--- START SUPPLIED RECORDS ---
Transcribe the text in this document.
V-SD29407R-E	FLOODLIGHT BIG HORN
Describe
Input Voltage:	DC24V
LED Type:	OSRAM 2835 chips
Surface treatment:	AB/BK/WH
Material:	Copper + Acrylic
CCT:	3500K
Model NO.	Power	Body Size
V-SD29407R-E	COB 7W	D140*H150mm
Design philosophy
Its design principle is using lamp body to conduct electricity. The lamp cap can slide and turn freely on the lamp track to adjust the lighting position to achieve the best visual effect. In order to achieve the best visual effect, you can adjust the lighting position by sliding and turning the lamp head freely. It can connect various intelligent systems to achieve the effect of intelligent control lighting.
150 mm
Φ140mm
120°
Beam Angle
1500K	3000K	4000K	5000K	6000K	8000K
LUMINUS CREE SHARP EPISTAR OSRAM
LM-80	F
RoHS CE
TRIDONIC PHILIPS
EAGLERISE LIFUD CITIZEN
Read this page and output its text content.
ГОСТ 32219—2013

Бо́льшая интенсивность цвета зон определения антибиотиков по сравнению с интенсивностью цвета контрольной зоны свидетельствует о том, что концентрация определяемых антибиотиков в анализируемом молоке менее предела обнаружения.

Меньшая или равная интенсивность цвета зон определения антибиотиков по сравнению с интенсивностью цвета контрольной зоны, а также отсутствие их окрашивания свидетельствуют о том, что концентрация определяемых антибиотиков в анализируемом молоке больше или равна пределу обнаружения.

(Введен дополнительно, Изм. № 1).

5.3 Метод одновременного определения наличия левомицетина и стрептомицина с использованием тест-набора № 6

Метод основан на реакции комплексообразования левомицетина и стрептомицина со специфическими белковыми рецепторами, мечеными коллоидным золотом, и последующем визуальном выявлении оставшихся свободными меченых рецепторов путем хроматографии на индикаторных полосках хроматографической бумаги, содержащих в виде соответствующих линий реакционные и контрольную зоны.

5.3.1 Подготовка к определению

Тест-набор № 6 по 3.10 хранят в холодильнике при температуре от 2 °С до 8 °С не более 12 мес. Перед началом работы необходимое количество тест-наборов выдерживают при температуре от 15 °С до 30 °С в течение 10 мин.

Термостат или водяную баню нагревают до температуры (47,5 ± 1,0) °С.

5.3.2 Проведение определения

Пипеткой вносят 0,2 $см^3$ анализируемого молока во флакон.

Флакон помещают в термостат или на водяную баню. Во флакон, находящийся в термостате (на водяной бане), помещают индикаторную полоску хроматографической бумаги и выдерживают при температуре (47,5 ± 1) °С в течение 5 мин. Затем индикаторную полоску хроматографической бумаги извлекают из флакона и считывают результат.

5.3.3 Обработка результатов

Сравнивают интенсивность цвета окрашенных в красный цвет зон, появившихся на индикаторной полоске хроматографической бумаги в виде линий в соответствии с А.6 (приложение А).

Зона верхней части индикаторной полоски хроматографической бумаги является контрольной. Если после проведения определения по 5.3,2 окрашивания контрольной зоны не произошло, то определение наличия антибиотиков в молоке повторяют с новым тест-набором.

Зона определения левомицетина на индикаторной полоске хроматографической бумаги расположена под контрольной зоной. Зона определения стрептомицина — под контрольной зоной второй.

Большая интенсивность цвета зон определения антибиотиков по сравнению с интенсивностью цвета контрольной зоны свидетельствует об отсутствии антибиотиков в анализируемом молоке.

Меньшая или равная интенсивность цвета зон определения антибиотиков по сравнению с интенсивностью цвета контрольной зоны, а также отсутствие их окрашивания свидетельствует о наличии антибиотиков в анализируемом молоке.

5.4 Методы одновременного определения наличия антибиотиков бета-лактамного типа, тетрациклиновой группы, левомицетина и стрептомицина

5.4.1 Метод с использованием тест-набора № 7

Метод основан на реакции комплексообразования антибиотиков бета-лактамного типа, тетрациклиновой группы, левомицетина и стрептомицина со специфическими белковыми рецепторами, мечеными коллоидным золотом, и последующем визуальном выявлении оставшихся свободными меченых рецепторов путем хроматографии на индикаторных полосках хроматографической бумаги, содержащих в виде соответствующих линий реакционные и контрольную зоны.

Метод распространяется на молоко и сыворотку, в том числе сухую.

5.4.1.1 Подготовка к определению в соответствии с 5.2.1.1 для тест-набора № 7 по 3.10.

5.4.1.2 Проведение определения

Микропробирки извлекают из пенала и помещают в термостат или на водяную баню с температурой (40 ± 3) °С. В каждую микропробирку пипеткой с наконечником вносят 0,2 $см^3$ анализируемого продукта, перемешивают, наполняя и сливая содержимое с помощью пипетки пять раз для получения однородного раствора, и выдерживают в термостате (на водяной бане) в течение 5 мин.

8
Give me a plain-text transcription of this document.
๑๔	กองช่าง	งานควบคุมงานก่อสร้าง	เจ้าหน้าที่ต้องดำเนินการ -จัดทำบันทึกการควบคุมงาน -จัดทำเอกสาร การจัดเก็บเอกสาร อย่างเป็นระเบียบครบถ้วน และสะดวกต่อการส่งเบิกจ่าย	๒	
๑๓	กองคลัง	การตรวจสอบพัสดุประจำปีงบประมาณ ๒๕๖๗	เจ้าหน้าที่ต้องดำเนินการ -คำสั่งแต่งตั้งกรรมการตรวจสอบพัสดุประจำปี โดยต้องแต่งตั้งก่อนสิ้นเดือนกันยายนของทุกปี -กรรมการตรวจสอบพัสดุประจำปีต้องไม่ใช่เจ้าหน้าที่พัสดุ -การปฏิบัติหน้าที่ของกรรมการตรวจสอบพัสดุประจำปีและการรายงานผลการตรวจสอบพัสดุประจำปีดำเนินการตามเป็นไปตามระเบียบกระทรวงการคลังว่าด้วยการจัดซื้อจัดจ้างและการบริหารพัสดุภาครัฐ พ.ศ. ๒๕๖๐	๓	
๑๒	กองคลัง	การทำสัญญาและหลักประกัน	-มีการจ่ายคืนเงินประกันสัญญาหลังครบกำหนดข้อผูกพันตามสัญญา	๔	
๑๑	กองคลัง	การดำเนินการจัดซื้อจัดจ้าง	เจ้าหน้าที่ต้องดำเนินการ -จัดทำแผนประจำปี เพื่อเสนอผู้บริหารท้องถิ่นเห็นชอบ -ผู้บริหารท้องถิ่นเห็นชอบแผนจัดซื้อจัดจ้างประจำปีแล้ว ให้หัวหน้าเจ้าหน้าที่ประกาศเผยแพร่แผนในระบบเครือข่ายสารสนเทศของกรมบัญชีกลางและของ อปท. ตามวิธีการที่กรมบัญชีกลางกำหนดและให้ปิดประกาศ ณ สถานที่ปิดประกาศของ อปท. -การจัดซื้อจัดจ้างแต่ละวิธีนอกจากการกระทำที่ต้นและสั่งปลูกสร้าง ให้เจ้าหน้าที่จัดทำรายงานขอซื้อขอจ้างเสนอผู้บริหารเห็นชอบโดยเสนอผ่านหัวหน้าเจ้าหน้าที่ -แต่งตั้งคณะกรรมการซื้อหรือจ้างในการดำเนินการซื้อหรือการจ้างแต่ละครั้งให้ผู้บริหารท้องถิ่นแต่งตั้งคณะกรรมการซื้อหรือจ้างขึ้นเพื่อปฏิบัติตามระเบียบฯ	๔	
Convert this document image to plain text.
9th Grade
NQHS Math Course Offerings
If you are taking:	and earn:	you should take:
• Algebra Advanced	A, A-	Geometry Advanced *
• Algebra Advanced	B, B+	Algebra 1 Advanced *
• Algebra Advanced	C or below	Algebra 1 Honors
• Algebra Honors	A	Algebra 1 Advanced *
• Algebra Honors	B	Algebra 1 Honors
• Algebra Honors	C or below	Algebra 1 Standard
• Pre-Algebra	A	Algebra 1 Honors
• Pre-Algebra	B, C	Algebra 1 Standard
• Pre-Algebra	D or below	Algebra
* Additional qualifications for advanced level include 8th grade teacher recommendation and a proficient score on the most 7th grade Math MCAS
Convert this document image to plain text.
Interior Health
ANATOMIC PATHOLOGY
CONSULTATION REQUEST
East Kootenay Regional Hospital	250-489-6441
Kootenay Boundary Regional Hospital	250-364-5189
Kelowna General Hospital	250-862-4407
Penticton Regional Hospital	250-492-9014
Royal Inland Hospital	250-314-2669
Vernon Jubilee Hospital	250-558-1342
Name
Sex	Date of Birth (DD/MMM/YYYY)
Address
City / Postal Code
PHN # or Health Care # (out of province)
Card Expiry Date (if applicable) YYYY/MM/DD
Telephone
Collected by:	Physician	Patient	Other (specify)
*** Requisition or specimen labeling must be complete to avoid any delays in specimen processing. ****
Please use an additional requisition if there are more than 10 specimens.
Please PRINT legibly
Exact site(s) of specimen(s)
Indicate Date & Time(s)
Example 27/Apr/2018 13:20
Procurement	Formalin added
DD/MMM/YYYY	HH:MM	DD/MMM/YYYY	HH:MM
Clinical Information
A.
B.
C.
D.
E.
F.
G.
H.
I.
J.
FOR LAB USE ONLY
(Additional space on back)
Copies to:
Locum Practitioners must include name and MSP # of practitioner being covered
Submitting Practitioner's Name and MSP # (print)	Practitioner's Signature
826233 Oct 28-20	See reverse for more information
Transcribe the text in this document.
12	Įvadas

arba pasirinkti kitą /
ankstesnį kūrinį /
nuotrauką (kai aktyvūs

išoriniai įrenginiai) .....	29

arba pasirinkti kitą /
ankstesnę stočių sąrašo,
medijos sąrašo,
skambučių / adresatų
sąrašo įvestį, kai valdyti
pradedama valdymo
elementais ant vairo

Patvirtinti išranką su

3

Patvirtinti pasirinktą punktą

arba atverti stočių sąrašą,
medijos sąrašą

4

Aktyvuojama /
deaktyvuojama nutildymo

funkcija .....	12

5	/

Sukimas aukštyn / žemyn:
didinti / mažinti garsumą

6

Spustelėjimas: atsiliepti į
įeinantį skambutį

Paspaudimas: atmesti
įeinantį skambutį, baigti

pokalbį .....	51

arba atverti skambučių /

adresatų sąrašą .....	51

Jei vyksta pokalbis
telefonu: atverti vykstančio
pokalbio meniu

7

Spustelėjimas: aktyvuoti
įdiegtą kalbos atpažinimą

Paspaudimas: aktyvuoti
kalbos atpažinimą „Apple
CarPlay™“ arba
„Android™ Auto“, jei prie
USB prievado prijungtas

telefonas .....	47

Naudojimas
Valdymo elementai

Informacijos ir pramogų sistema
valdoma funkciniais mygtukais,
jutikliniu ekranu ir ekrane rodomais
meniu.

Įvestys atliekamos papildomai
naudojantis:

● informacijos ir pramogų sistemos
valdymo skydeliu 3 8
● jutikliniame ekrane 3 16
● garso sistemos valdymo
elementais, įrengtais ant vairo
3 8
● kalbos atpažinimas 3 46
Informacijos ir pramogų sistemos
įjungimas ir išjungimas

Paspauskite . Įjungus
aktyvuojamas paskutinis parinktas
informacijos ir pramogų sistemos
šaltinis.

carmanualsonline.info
--- END SUPPLIED RECORDS ---
THE PROBLEM: Go through the listing above and return every line where the word "золотом" occurs.

PROBLEM SOLUTION:
Метод основан на реакции комплексообразования левомицетина и стрептомицина со специфическими белковыми рецепторами, мечеными коллоидным золотом, и последующем визуальном выявлении оставшихся свободными меченых рецепторов путем хроматографии на индикаторных полосках хроматографической бумаги, содержащих в виде соответствующих линий реакционные и контрольную зоны.
Метод основан на реакции комплексообразования антибиотиков бета-лактамного типа, тетрациклиновой группы, левомицетина и стрептомицина со специфическими белковыми рецепторами, мечеными коллоидным золотом, и последующем визуальном выявлении оставшихся свободными меченых рецепторов путем хроматографии на индикаторных полосках хроматографической бумаги, содержащих в виде соответствующих линий реакционные и контрольную зоны.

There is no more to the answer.